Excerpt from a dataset
________________________________________

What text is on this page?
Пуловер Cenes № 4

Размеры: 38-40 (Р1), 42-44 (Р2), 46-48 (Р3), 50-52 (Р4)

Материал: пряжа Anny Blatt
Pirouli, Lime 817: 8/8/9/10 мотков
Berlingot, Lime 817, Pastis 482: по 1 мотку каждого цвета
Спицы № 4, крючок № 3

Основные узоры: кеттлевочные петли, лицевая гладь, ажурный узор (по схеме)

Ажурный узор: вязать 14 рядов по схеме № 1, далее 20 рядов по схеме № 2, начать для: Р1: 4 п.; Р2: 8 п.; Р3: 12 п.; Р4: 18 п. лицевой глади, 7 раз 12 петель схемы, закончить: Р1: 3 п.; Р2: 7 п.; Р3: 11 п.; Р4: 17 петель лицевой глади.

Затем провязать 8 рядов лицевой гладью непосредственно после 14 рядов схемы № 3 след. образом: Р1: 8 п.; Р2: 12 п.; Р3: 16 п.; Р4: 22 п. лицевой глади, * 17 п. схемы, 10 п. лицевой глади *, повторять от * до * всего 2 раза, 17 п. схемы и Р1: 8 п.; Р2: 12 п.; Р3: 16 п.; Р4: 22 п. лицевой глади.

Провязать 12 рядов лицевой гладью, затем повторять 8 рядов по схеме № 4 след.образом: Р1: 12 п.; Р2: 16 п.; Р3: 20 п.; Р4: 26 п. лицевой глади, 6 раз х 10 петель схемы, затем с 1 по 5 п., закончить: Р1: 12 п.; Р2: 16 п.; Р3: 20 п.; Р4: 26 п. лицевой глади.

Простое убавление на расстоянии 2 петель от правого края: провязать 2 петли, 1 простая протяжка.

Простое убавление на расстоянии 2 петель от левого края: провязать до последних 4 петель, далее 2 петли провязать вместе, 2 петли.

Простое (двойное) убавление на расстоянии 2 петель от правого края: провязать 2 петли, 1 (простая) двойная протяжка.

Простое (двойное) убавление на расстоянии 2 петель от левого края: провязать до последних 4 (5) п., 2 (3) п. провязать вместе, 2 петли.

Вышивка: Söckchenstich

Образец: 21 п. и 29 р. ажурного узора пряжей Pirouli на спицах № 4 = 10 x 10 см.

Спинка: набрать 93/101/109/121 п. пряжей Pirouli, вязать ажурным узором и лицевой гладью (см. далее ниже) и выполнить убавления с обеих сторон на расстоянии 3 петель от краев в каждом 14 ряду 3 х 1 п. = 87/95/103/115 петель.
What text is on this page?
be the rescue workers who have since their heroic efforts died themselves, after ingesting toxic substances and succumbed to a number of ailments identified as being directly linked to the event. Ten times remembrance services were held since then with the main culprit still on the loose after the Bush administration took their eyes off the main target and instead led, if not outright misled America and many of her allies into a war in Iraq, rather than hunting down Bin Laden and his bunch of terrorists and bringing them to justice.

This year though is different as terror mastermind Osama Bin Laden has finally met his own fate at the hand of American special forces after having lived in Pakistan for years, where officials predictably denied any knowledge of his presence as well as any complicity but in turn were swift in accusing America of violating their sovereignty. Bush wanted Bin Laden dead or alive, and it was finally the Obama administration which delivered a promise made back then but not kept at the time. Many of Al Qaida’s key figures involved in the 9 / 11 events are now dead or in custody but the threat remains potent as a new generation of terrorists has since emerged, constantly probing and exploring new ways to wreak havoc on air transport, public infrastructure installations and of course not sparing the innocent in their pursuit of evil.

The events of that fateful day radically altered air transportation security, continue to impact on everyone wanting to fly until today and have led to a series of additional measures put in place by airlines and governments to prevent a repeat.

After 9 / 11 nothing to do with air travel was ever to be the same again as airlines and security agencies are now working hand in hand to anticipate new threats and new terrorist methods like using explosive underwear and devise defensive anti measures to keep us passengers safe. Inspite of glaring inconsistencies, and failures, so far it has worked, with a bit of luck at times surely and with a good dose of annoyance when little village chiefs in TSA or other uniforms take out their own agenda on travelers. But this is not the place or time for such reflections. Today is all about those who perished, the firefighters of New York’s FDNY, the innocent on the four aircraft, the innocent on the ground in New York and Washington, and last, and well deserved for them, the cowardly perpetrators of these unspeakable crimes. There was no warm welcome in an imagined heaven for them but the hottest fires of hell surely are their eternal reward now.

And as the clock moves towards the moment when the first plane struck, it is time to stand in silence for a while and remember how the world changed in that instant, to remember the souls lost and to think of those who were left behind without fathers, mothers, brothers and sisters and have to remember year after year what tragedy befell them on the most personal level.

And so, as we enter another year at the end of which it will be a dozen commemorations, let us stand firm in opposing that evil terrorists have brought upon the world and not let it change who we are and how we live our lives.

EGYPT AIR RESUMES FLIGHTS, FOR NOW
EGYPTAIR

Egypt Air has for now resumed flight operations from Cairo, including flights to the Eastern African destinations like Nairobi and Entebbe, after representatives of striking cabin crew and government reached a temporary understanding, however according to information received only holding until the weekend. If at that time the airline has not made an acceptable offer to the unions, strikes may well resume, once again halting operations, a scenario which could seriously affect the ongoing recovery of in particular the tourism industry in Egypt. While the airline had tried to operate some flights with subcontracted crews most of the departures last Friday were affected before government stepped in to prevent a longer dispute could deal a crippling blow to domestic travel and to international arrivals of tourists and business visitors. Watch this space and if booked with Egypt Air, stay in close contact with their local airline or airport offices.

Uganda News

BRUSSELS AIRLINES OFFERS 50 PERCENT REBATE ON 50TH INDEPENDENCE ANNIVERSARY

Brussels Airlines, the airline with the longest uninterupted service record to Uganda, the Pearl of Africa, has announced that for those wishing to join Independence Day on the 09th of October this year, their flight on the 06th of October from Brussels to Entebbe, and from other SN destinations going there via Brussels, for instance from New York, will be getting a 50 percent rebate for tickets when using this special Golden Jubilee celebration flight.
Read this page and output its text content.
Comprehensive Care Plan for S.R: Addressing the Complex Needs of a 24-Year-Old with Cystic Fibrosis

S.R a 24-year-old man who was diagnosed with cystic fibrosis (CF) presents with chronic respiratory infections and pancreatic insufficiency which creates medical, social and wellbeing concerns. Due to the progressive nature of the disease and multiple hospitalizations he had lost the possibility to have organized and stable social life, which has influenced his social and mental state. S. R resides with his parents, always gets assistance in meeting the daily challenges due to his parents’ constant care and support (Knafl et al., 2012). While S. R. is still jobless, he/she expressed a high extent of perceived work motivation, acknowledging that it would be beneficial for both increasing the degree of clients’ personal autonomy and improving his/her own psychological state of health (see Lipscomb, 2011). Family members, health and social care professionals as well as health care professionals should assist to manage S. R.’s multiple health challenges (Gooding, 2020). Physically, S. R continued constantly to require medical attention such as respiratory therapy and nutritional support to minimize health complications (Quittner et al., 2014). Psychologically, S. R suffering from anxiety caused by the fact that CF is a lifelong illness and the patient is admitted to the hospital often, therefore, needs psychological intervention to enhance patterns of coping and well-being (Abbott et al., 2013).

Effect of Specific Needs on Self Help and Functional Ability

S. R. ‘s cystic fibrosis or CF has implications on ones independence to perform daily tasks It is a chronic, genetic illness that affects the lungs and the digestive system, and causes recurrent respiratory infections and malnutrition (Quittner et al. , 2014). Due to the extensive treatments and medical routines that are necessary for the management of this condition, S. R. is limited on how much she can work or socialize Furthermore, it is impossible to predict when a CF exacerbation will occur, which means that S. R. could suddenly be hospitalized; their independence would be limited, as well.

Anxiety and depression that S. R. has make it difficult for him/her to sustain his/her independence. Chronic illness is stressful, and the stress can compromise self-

________________________________________

#### Exercise description
Show each line of the data that contains the string "убавление".

#### Exercise result
Простое убавление на расстоянии 2 петель от правого края: провязать 2 петли, 1 простая протяжка.
Простое убавление на расстоянии 2 петель от левого края: провязать до последних 4 петель, далее 2 петли провязать вместе, 2 петли.
Простое (двойное) убавление на расстоянии 2 петель от правого края: провязать 2 петли, 1 (простая) двойная протяжка.
Простое (двойное) убавление на расстоянии 2 петель от левого края: провязать до последних 4 (5) п., 2 (3) п. провязать вместе, 2 петли.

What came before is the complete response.